======== Provided entries ========

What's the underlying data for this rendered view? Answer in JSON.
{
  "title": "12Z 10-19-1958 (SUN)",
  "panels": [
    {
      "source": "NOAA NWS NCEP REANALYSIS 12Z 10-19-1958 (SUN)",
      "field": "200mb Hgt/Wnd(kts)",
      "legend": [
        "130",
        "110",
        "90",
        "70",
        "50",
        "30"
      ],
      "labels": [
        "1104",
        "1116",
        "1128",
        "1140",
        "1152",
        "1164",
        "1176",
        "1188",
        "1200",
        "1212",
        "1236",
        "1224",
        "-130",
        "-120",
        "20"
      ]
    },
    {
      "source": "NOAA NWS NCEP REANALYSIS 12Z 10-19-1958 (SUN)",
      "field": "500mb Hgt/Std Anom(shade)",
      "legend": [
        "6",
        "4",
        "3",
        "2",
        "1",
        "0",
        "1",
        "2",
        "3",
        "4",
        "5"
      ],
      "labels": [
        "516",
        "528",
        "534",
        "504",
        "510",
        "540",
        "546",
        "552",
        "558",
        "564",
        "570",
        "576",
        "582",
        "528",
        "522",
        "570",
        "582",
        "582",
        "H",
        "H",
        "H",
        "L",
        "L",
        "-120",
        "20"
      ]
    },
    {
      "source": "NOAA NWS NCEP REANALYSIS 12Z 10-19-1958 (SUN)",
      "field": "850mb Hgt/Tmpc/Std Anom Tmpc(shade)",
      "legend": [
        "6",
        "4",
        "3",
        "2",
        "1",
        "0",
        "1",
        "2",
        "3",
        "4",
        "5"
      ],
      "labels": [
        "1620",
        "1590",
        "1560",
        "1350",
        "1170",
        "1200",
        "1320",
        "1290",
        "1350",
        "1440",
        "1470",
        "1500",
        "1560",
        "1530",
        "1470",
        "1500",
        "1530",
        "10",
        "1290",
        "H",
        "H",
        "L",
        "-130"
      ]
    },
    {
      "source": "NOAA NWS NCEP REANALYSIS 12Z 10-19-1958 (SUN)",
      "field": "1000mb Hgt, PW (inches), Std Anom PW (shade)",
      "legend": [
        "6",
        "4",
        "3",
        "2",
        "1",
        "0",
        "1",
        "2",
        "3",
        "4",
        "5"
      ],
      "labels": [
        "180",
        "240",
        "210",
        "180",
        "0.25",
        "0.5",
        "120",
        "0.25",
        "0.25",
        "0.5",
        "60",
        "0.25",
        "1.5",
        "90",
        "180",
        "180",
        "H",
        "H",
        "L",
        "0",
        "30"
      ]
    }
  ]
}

========

* _Problem to solve_: Each line of the material above must be retyped precisely.

* _Solved problem_:
What's the underlying data for this rendered view? Answer in JSON.
{
  "title": "12Z 10-19-1958 (SUN)",
  "panels": [
    {
      "source": "NOAA NWS NCEP REANALYSIS 12Z 10-19-1958 (SUN)",
      "field": "200mb Hgt/Wnd(kts)",
      "legend": [
        "130",
        "110",
        "90",
        "70",
        "50",
        "30"
      ],
      "labels": [
        "1104",
        "1116",
        "1128",
        "1140",
        "1152",
        "1164",
        "1176",
        "1188",
        "1200",
        "1212",
        "1236",
        "1224",
        "-130",
        "-120",
        "20"
      ]
    },
    {
      "source": "NOAA NWS NCEP REANALYSIS 12Z 10-19-1958 (SUN)",
      "field": "500mb Hgt/Std Anom(shade)",
      "legend": [
        "6",
        "4",
        "3",
        "2",
        "1",
        "0",
        "1",
        "2",
        "3",
        "4",
        "5"
      ],
      "labels": [
        "516",
        "528",
        "534",
        "504",
        "510",
        "540",
        "546",
        "552",
        "558",
        "564",
        "570",
        "576",
        "582",
        "528",
        "522",
        "570",
        "582",
        "582",
        "H",
        "H",
        "H",
        "L",
        "L",
        "-120",
        "20"
      ]
    },
    {
      "source": "NOAA NWS NCEP REANALYSIS 12Z 10-19-1958 (SUN)",
      "field": "850mb Hgt/Tmpc/Std Anom Tmpc(shade)",
      "legend": [
        "6",
        "4",
        "3",
        "2",
        "1",
        "0",
        "1",
        "2",
        "3",
        "4",
        "5"
      ],
      "labels": [
        "1620",
        "1590",
        "1560",
        "1350",
        "1170",
        "1200",
        "1320",
        "1290",
        "1350",
        "1440",
        "1470",
        "1500",
        "1560",
        "1530",
        "1470",
        "1500",
        "1530",
        "10",
        "1290",
        "H",
        "H",
        "L",
        "-130"
      ]
    },
    {
      "source": "NOAA NWS NCEP REANALYSIS 12Z 10-19-1958 (SUN)",
      "field": "1000mb Hgt, PW (inches), Std Anom PW (shade)",
      "legend": [
        "6",
        "4",
        "3",
        "2",
        "1",
        "0",
        "1",
        "2",
        "3",
        "4",
        "5"
      ],
      "labels": [
        "180",
        "240",
        "210",
        "180",
        "0.25",
        "0.5",
        "120",
        "0.25",
        "0.25",
        "0.5",
        "60",
        "0.25",
        "1.5",
        "90",
        "180",
        "180",
        "H",
        "H",
        "L",
        "0",
        "30"
      ]
    }
  ]
}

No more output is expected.